Instruction 1 -
Answer these questions from the editorial:
(a) Which American historian does it name, and what phrase did he use for the advent of liberal democracy?
(b) When did the uncontrolled expansion of capitalism bring the world economy to its knees?
(c) What are governments making to ensure that things do not get out of hand again?
Instruction 2 - Convert the rows from the line containing "button[interactable]: Reservation —" through the line containing "staticText: 14:19 — [86, 10, 202, 71]", both included, into a JSON list of strings with one string per line and blank lines left out.

--- start of Document segment ---

Editorial

GM, NGOs & the Public Interest 

In the days of Ronald Reagan and Margaret Thatcher, the mission of governments was to trim governments down to size. Governments were apparently occupying too much of the available space and that was supposed to be preventing the private sector from finding its full expression. A swathe of public sector “reforms” followed. Numerous government activities heretofore were taken over by the private sector. Wide-ranging deregulation was favoured to free the private sector to engage in various activities without having to put up with those regulatory handicaps. It was a world of free-for-all and the Berlin Wall fell. Cowboy capitalism roamed on the face of the world and an American historian, Francis Fukuyama, was inspired to write that the advent of liberal democracy in fact signified what he called “The End of History”. In other words, any other social model which will come up will evolve until it ultimately assumes the form of the capitalist liberal democracy.

Continuing along this path, free markets started bursting at the edges. Governments abandoned several key positions that they had been occupying so far. Lobbies gained fresh ground. Unbridled capitalism outperformed itself under this new impulse. A prolonged era of cheap money and a frenetic race after money-making and profits ensued for a decade at least. After signalling a couple of times that the bubble would burst any time, this uncontrolled expansion of capitalism finally brought the world economy to its knees in late 2007. The world’s most important banks and large financial institutions had fully run out of capital. Millions of workers lost their jobs. The imminent collapse of the financial institutions threatened the world with an economic depression on a massive scale it had never experienced before.

Had the governments in the principal markets where this crisis hit the system directly not intervened by injecting capital in concerned financial and non-financial institutions alike on a scale never seen before, the world would have been reeling under chaos today. Instead of the breakneck liberalism that was ousting governments from areas of their responsibility in past years, there came a turn of the tide, forcing governments to bail out a crippled private sector which had been over-driving most irresponsibly for several years. Governments took massive stakes in the capital of enterprises to save the private sector from crumbling further. Having been thus salvaged, the private markets are currently threatening to take to their old ways again despite the catastrophe this liberal system has heaped on its victims already. Governments are trying to make a comeback on the scene which they had abandoned in the name of free market liberalism. They are making new regulations to ensure that things do not get out of hands again. Of course, there is a lot of resistance!

The question that arises from this situation is whether governments should have relinquished with that amount of abandon their commanding positions in the first place. Should they have gone as far as to entrust to the private sector the responsibility for looking after the welfare of citizens, for example? Even if they did so, what amount of oversight were they still expected to exercise so as to ensure that conflicts between private pursuits and public objectives are properly identified and resolved?  It is the responsibility of governments to be on the front line wherever the ‘public interest’ is at stake. No market ideology can overtake this primary duty of care which a government owes to its people for, without it, there would be no need for governments.

--- end of Document segment ---
--- start of Data records ---

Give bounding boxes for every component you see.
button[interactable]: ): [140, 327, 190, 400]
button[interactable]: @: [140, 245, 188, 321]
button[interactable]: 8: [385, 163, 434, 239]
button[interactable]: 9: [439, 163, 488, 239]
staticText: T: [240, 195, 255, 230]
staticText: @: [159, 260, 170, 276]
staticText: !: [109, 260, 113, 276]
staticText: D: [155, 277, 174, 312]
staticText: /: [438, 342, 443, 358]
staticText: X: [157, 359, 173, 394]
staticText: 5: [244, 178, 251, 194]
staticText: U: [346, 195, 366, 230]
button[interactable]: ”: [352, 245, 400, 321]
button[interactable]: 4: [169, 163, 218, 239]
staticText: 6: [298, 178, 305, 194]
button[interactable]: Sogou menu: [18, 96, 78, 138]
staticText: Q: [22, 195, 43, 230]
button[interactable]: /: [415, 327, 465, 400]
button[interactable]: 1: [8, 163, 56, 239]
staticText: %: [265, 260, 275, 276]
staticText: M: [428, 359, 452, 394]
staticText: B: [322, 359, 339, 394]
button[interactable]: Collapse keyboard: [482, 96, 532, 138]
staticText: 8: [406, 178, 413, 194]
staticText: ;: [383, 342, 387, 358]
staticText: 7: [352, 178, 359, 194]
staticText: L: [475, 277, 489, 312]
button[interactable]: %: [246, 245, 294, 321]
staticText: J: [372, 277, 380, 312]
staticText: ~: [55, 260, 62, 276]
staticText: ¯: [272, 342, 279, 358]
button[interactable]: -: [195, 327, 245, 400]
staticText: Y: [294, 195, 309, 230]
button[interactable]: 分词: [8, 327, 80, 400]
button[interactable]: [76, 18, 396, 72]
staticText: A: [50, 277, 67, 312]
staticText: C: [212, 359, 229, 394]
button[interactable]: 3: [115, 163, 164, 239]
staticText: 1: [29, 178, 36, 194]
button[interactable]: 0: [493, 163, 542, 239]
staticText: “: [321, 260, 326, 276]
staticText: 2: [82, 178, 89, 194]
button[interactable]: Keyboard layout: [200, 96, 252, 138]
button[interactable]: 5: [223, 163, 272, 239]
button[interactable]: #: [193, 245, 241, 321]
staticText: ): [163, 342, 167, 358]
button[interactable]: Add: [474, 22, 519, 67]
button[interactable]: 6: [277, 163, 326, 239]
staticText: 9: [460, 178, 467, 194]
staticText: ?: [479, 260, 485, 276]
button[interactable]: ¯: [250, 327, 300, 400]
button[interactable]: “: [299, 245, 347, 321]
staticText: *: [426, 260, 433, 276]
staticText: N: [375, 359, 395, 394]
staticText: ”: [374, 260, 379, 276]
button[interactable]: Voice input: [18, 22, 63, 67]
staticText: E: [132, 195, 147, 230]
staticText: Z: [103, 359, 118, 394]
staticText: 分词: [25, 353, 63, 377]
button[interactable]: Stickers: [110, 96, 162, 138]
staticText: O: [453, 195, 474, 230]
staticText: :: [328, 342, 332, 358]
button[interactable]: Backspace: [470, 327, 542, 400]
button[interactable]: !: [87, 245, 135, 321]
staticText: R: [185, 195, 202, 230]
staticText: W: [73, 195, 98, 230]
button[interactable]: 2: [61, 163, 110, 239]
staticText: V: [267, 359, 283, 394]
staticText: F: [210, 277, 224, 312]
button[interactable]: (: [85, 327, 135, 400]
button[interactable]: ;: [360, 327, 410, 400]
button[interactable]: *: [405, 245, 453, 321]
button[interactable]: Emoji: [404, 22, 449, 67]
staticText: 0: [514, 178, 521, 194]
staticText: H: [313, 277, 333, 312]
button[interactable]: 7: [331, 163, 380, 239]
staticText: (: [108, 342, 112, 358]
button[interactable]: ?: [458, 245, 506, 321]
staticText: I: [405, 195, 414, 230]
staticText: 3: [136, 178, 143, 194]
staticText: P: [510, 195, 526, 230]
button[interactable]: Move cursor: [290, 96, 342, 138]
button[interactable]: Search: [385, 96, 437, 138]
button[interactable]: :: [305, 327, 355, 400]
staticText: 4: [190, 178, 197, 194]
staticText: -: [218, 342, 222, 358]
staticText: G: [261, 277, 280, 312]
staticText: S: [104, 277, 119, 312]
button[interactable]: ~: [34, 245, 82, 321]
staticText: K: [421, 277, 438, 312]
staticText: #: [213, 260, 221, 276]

--- end of Data records ---
--- start of Data records ---

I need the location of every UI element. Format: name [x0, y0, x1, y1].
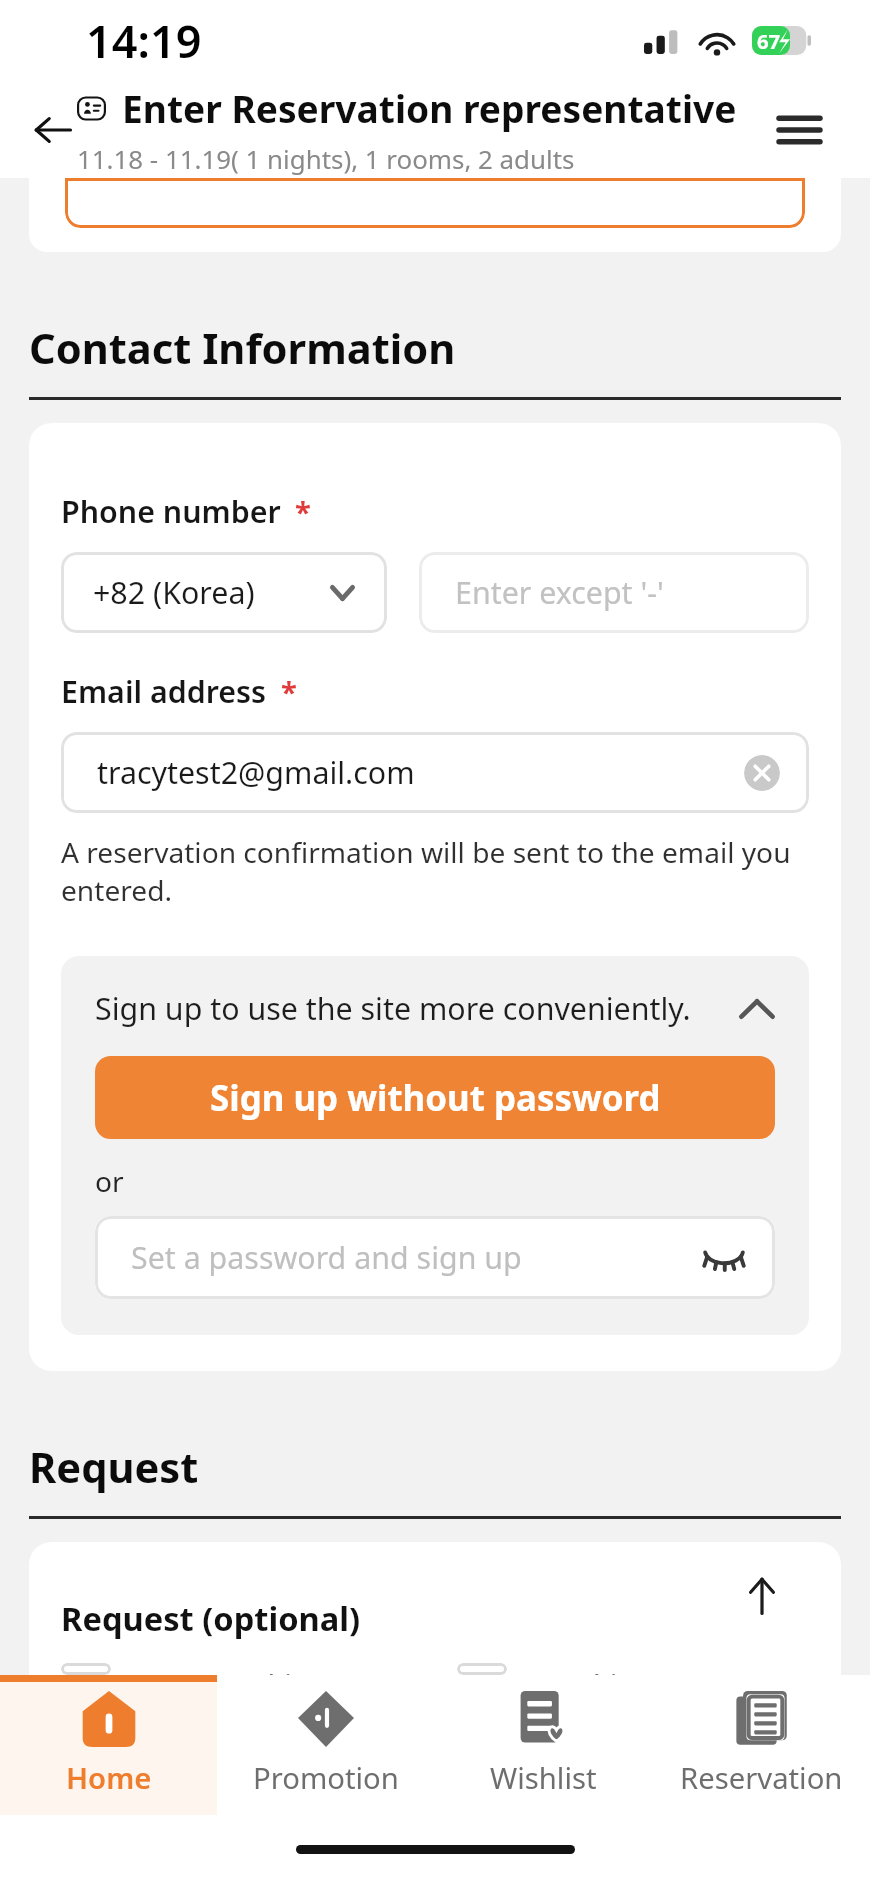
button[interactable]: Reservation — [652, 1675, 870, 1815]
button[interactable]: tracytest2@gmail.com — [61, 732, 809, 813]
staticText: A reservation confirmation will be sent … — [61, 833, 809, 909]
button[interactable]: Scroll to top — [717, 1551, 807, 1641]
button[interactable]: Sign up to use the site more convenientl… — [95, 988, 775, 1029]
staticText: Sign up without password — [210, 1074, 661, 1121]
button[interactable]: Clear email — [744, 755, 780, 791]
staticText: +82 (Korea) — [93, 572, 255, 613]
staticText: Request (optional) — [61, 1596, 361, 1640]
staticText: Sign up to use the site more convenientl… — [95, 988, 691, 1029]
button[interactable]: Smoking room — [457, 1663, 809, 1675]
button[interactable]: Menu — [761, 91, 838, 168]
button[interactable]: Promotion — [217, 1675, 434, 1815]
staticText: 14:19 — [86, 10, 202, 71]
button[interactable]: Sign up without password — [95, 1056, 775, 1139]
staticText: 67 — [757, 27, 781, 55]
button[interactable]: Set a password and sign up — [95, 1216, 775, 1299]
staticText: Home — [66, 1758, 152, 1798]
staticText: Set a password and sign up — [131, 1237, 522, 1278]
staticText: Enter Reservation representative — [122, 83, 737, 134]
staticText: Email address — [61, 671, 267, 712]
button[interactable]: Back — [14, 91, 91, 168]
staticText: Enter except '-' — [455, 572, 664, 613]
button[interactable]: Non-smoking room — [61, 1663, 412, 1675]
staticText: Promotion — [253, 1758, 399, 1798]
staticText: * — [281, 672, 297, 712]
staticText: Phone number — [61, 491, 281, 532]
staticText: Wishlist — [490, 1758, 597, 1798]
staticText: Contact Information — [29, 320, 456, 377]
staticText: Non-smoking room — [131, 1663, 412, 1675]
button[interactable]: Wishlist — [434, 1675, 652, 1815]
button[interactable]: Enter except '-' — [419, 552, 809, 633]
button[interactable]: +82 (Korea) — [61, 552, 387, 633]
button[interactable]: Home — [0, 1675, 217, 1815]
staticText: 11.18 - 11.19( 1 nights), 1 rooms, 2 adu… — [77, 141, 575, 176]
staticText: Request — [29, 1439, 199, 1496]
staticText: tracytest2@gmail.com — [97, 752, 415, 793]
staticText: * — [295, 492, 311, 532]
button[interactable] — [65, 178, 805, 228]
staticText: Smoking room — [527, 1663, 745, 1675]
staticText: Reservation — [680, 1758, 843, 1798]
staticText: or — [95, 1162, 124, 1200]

--- end of Data records ---
--- start of Data records ---

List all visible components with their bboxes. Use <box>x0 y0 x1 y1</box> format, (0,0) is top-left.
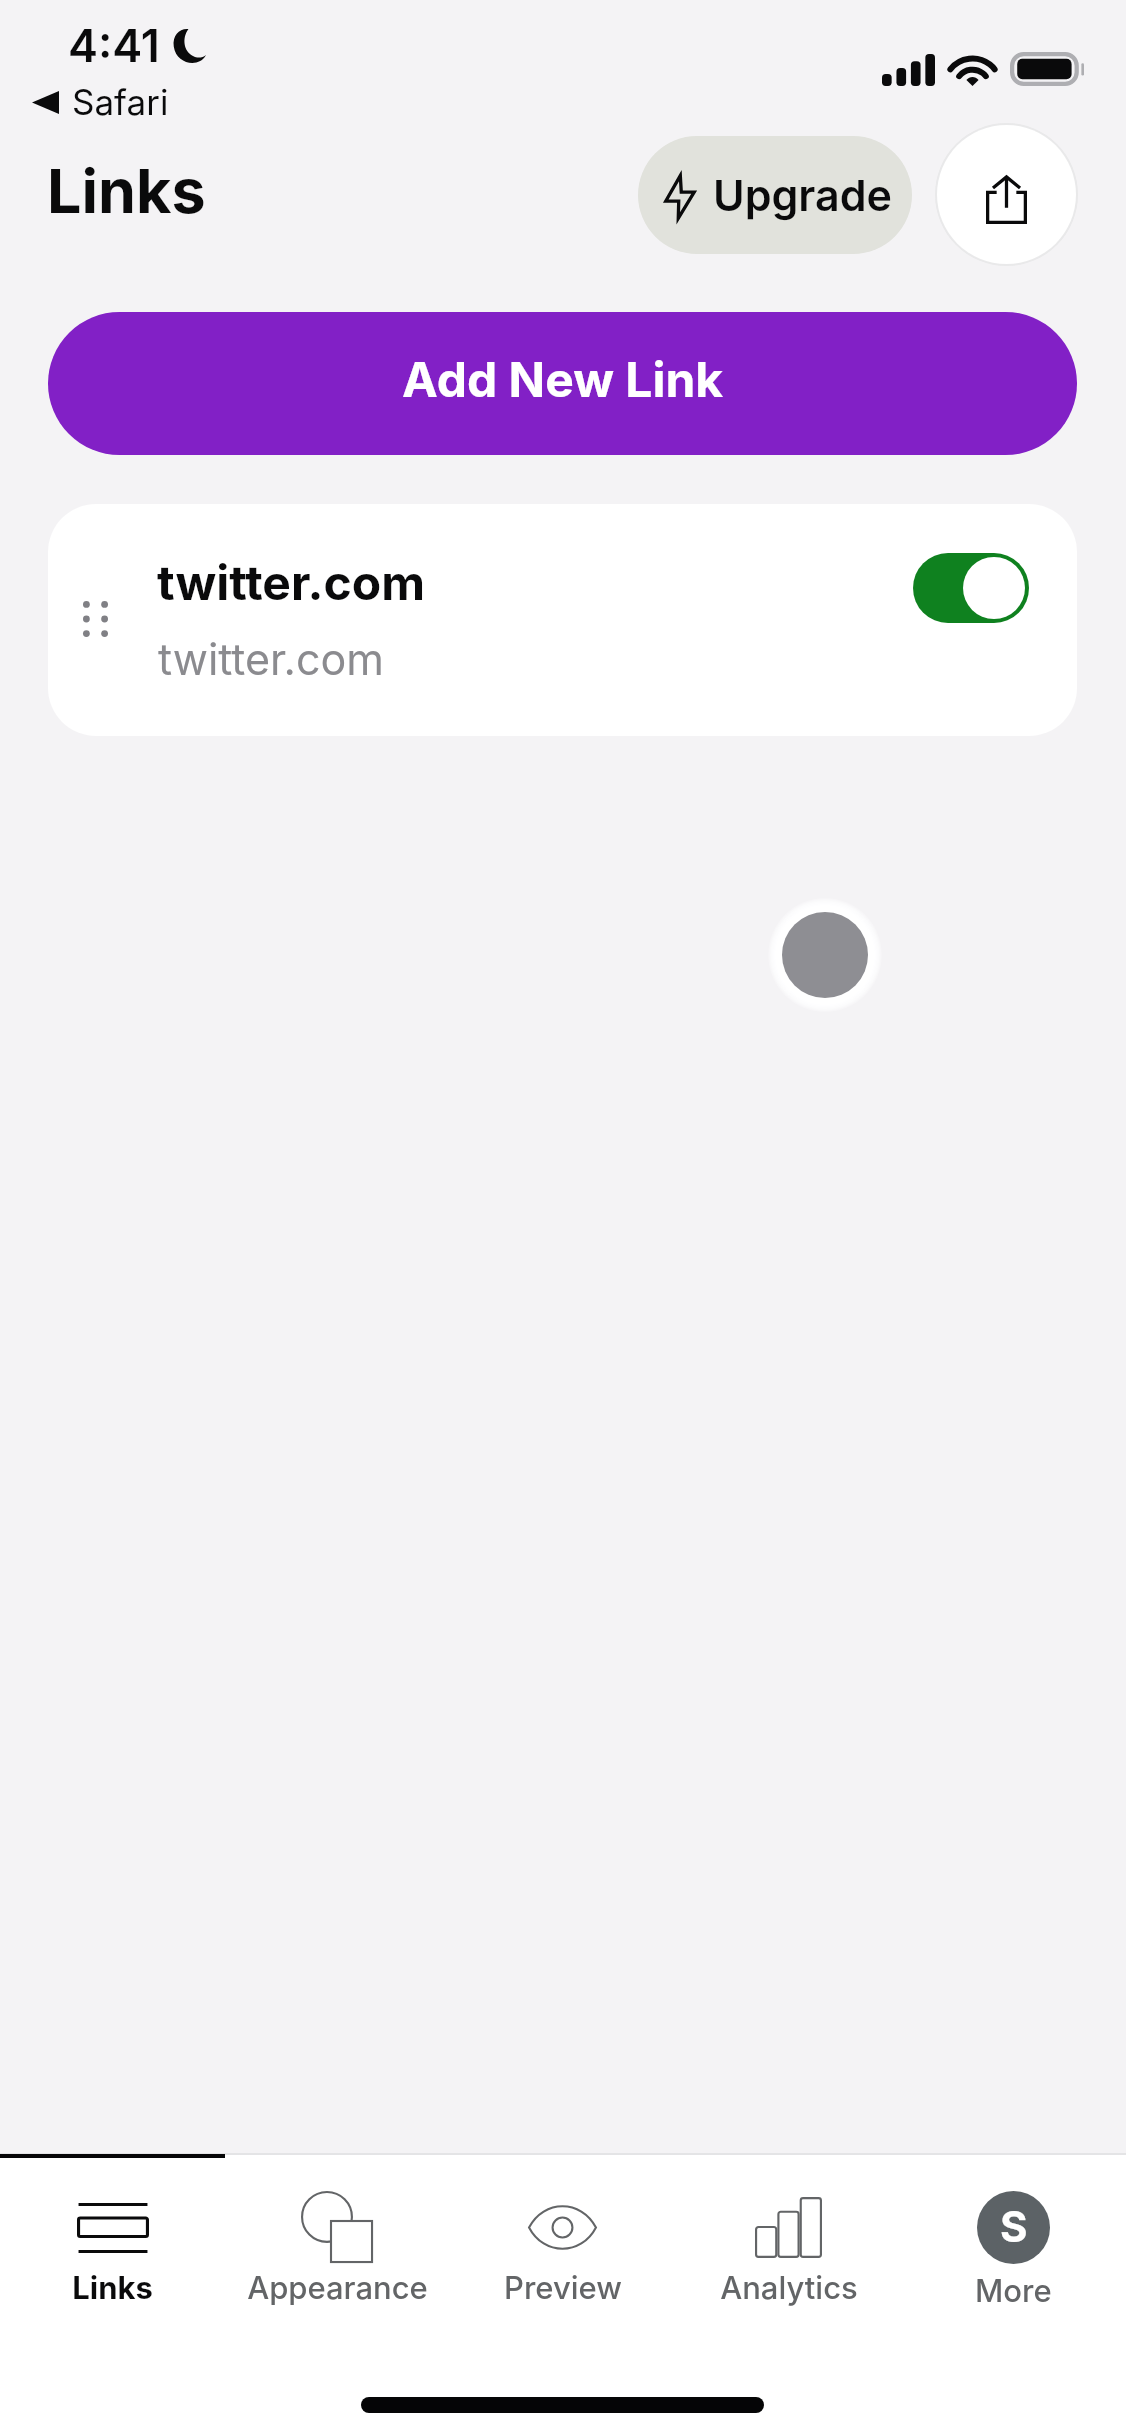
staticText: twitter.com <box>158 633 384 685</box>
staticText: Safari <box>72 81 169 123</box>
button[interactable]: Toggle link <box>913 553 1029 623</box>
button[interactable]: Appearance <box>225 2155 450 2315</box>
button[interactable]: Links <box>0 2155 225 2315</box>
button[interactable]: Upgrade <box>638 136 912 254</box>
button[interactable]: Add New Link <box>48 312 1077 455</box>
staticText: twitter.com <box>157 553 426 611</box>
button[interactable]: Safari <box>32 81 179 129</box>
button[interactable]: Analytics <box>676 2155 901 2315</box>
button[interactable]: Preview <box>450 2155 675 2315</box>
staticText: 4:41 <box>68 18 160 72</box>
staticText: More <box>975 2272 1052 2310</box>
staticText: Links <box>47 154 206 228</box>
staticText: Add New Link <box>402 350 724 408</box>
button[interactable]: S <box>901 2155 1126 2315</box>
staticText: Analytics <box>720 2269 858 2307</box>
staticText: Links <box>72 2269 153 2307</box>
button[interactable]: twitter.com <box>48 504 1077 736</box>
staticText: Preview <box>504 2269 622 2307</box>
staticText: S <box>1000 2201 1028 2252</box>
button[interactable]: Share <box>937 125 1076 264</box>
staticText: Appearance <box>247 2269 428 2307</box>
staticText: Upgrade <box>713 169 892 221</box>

--- end of Data records ---

Exercise result 1 -
(a) Francis Fukuyama, who called it "The End of History."
(b) In late 2007.
(c) New regulations.

Exercise result 2 -
[
  "button[interactable]: Reservation — [652, 1675, 870, 1815]",
  "button[interactable]: tracytest2@gmail.com — [61, 732, 809, 813]",
  "staticText: A reservation confirmation will be sent … — [61, 833, 809, 909]",
  "button[interactable]: Scroll to top — [717, 1551, 807, 1641]",
  "button[interactable]: Sign up to use the site more convenientl… — [95, 988, 775, 1029]",
  "staticText: Sign up without password — [210, 1074, 661, 1121]",
  "button[interactable]: Clear email — [744, 755, 780, 791]",
  "staticText: +82 (Korea) — [93, 572, 255, 613]",
  "staticText: Request (optional) — [61, 1596, 361, 1640]",
  "staticText: Sign up to use the site more convenientl… — [95, 988, 691, 1029]",
  "button[interactable]: Smoking room — [457, 1663, 809, 1675]",
  "button[interactable]: Menu — [761, 91, 838, 168]",
  "button[interactable]: Promotion — [217, 1675, 434, 1815]",
  "staticText: 14:19 — [86, 10, 202, 71]"
]